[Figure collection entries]
====================

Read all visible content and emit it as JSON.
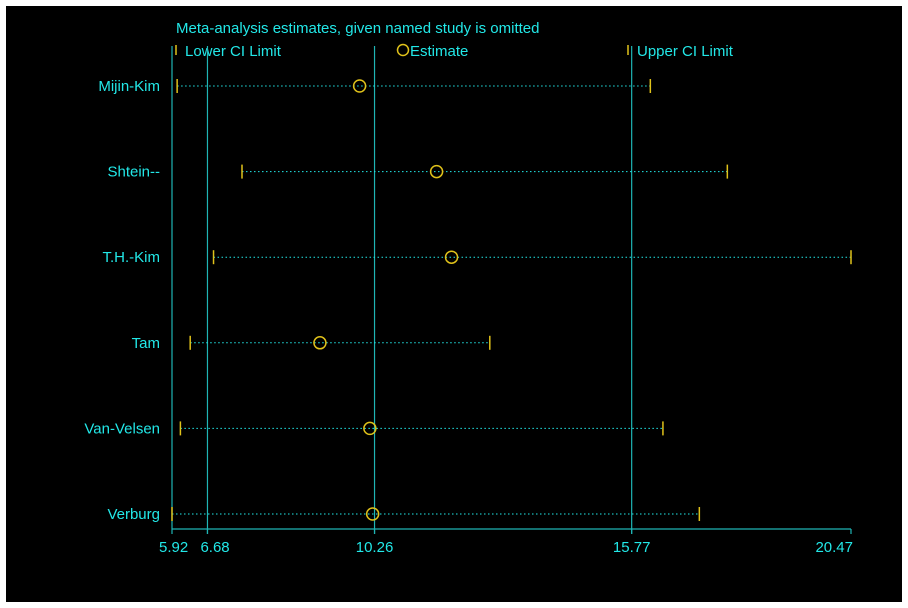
{
  "chart_data": {
    "type": "forest",
    "title": "Meta-analysis estimates, given named study is omitted",
    "legend": {
      "position": "top",
      "items": [
        {
          "key": "lower",
          "label": "Lower CI Limit",
          "marker": "tick"
        },
        {
          "key": "estimate",
          "label": "Estimate",
          "marker": "circle"
        },
        {
          "key": "upper",
          "label": "Upper CI Limit",
          "marker": "tick"
        }
      ]
    },
    "x_ticks": [
      {
        "value": 5.92,
        "label": "5.92"
      },
      {
        "value": 6.68,
        "label": "6.68"
      },
      {
        "value": 10.26,
        "label": "10.26"
      },
      {
        "value": 15.77,
        "label": "15.77"
      },
      {
        "value": 20.47,
        "label": "20.47"
      }
    ],
    "reference_lines": [
      6.68,
      10.26,
      15.77
    ],
    "xlim": [
      5.92,
      20.47
    ],
    "studies": [
      {
        "name": "Mijin-Kim",
        "lower": 6.03,
        "estimate": 9.94,
        "upper": 16.17
      },
      {
        "name": "Shtein--",
        "lower": 7.42,
        "estimate": 11.59,
        "upper": 17.82
      },
      {
        "name": "T.H.-Kim",
        "lower": 6.81,
        "estimate": 11.91,
        "upper": 20.47
      },
      {
        "name": "Tam",
        "lower": 6.31,
        "estimate": 9.09,
        "upper": 12.73
      },
      {
        "name": "Van-Velsen",
        "lower": 6.1,
        "estimate": 10.16,
        "upper": 16.44
      },
      {
        "name": "Verburg",
        "lower": 5.92,
        "estimate": 10.22,
        "upper": 17.22
      }
    ],
    "colors": {
      "background": "#000000",
      "axis": "#1fb5b5",
      "text": "#22e8e8",
      "marker": "#e0c21a"
    }
  }
}
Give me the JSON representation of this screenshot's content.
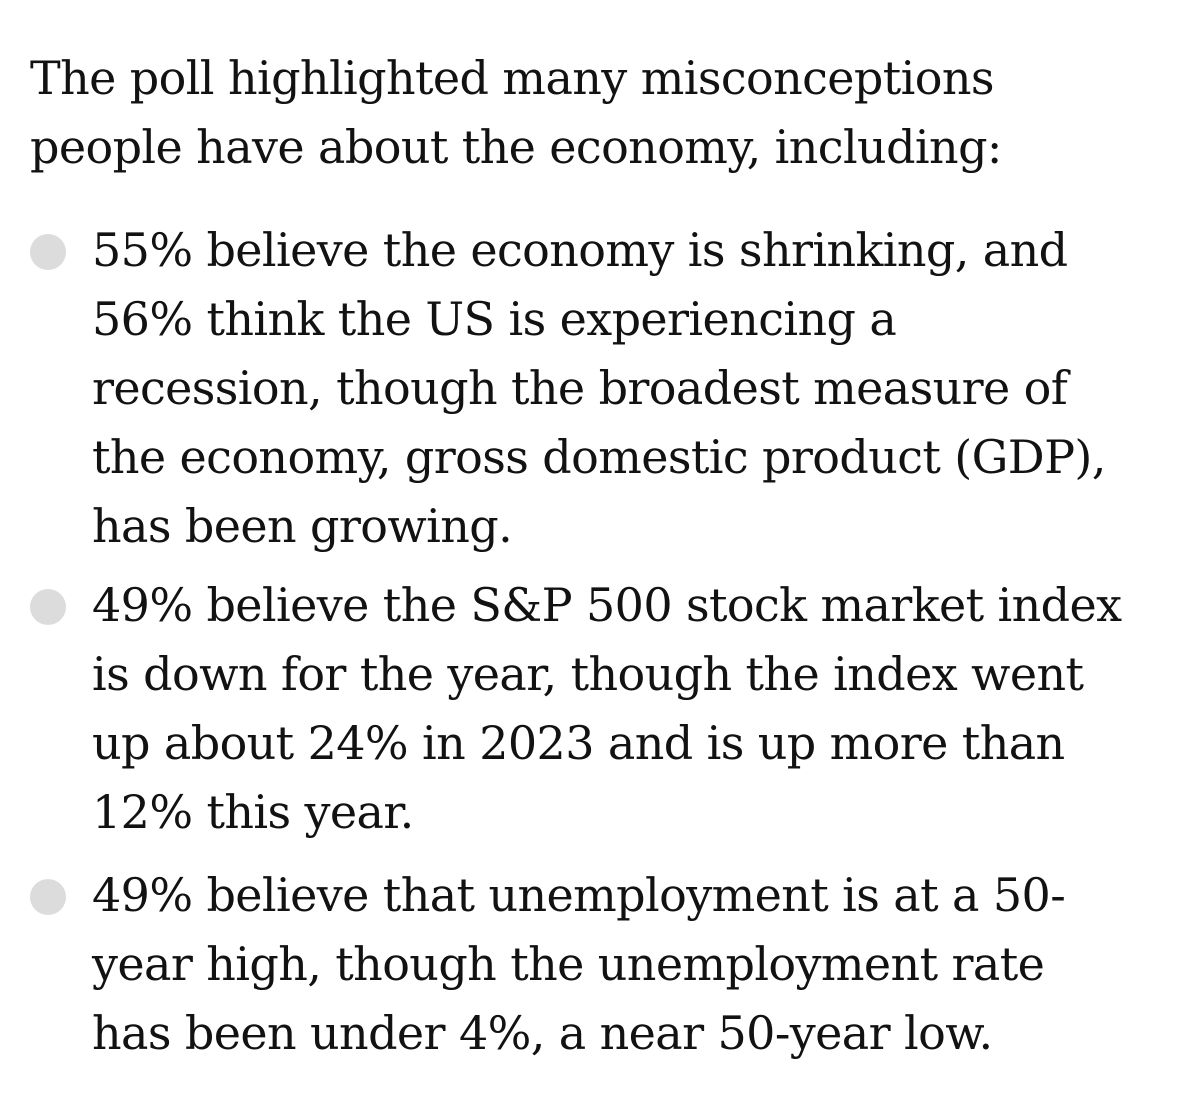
{
  "intro": {
    "text": "The poll highlighted many misconceptions people have about the economy, including:"
  },
  "bullets": [
    {
      "text": "55% believe the economy is shrinking, and 56% think the US is experiencing a recession, though the broadest measure of the economy, gross domestic product (GDP), has been growing."
    },
    {
      "text": "49% believe the S&P 500 stock market index is down for the year, though the index went up about 24% in 2023 and is up more than 12% this year."
    },
    {
      "text": "49% believe that unemployment is at a 50-year high, though the unemployment rate has been under 4%, a near 50-year low."
    }
  ],
  "colors": {
    "text": "#121212",
    "bullet": "#dcdcdc",
    "background": "#ffffff"
  }
}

====================

— WHAT TO PRODUCE —
Repeat all the data as it stands, dropping any images it holds.

— ANSWER TO THE TASK —
Read all visible content and emit it as JSON.
{
  "chart_data": {
    "type": "forest",
    "title": "Meta-analysis estimates, given named study is omitted",
    "legend": {
      "position": "top",
      "items": [
        {
          "key": "lower",
          "label": "Lower CI Limit",
          "marker": "tick"
        },
        {
          "key": "estimate",
          "label": "Estimate",
          "marker": "circle"
        },
        {
          "key": "upper",
          "label": "Upper CI Limit",
          "marker": "tick"
        }
      ]
    },
    "x_ticks": [
      {
        "value": 5.92,
        "label": "5.92"
      },
      {
        "value": 6.68,
        "label": "6.68"
      },
      {
        "value": 10.26,
        "label": "10.26"
      },
      {
        "value": 15.77,
        "label": "15.77"
      },
      {
        "value": 20.47,
        "label": "20.47"
      }
    ],
    "reference_lines": [
      6.68,
      10.26,
      15.77
    ],
    "xlim": [
      5.92,
      20.47
    ],
    "studies": [
      {
        "name": "Mijin-Kim",
        "lower": 6.03,
        "estimate": 9.94,
        "upper": 16.17
      },
      {
        "name": "Shtein--",
        "lower": 7.42,
        "estimate": 11.59,
        "upper": 17.82
      },
      {
        "name": "T.H.-Kim",
        "lower": 6.81,
        "estimate": 11.91,
        "upper": 20.47
      },
      {
        "name": "Tam",
        "lower": 6.31,
        "estimate": 9.09,
        "upper": 12.73
      },
      {
        "name": "Van-Velsen",
        "lower": 6.1,
        "estimate": 10.16,
        "upper": 16.44
      },
      {
        "name": "Verburg",
        "lower": 5.92,
        "estimate": 10.22,
        "upper": 17.22
      }
    ],
    "colors": {
      "background": "#000000",
      "axis": "#1fb5b5",
      "text": "#22e8e8",
      "marker": "#e0c21a"
    }
  }
}
Give me the JSON representation of this screenshot's content.
{
  "intro": {
    "text": "The poll highlighted many misconceptions people have about the economy, including:"
  },
  "bullets": [
    {
      "text": "55% believe the economy is shrinking, and 56% think the US is experiencing a recession, though the broadest measure of the economy, gross domestic product (GDP), has been growing."
    },
    {
      "text": "49% believe the S&P 500 stock market index is down for the year, though the index went up about 24% in 2023 and is up more than 12% this year."
    },
    {
      "text": "49% believe that unemployment is at a 50-year high, though the unemployment rate has been under 4%, a near 50-year low."
    }
  ],
  "colors": {
    "text": "#121212",
    "bullet": "#dcdcdc",
    "background": "#ffffff"
  }
}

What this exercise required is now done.